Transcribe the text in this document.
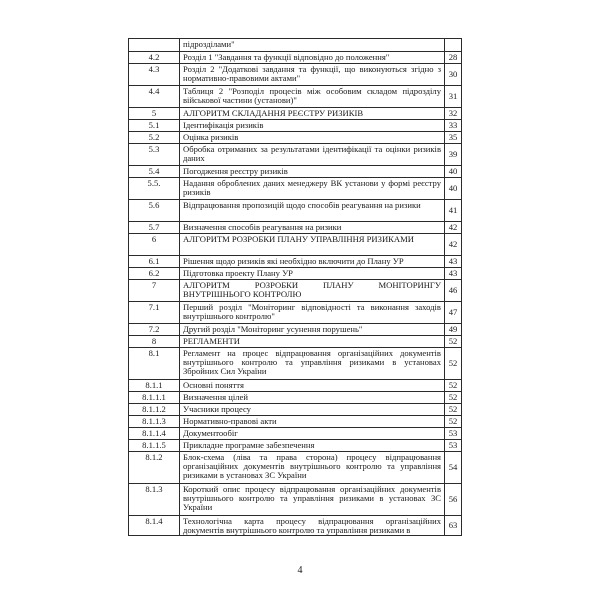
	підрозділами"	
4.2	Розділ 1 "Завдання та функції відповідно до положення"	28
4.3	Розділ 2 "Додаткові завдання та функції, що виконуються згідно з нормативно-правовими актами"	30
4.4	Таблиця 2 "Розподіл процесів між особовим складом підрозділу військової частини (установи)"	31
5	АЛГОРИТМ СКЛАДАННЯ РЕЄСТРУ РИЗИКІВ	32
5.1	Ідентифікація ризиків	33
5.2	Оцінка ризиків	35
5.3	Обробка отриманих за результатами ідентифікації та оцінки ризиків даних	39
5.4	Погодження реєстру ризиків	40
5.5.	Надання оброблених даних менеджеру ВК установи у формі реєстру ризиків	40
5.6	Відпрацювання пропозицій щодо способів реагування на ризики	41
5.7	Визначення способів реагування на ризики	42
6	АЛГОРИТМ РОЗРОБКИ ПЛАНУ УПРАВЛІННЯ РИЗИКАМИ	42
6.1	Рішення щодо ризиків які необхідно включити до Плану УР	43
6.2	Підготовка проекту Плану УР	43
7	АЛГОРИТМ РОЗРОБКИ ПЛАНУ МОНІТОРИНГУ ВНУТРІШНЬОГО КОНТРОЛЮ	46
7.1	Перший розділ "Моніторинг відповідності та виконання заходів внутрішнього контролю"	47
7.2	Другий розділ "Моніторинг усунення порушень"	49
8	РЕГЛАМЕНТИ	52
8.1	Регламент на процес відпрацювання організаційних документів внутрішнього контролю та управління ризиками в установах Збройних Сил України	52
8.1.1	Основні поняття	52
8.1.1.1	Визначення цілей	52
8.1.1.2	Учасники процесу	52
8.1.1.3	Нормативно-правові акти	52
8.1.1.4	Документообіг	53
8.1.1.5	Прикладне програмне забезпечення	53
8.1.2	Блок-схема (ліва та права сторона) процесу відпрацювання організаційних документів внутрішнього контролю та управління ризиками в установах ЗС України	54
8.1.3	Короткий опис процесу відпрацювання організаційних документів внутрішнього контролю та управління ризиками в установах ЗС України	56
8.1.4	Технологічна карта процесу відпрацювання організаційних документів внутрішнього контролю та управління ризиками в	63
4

* _PROBLEM STATEMENT_
Read through the lines above and collect those that contain the string "щодо".

* _RIGHT ANSWER_
5.6	Відпрацювання пропозицій щодо способів реагування на ризики	41
6.1	Рішення щодо ризиків які необхідно включити до Плану УР	43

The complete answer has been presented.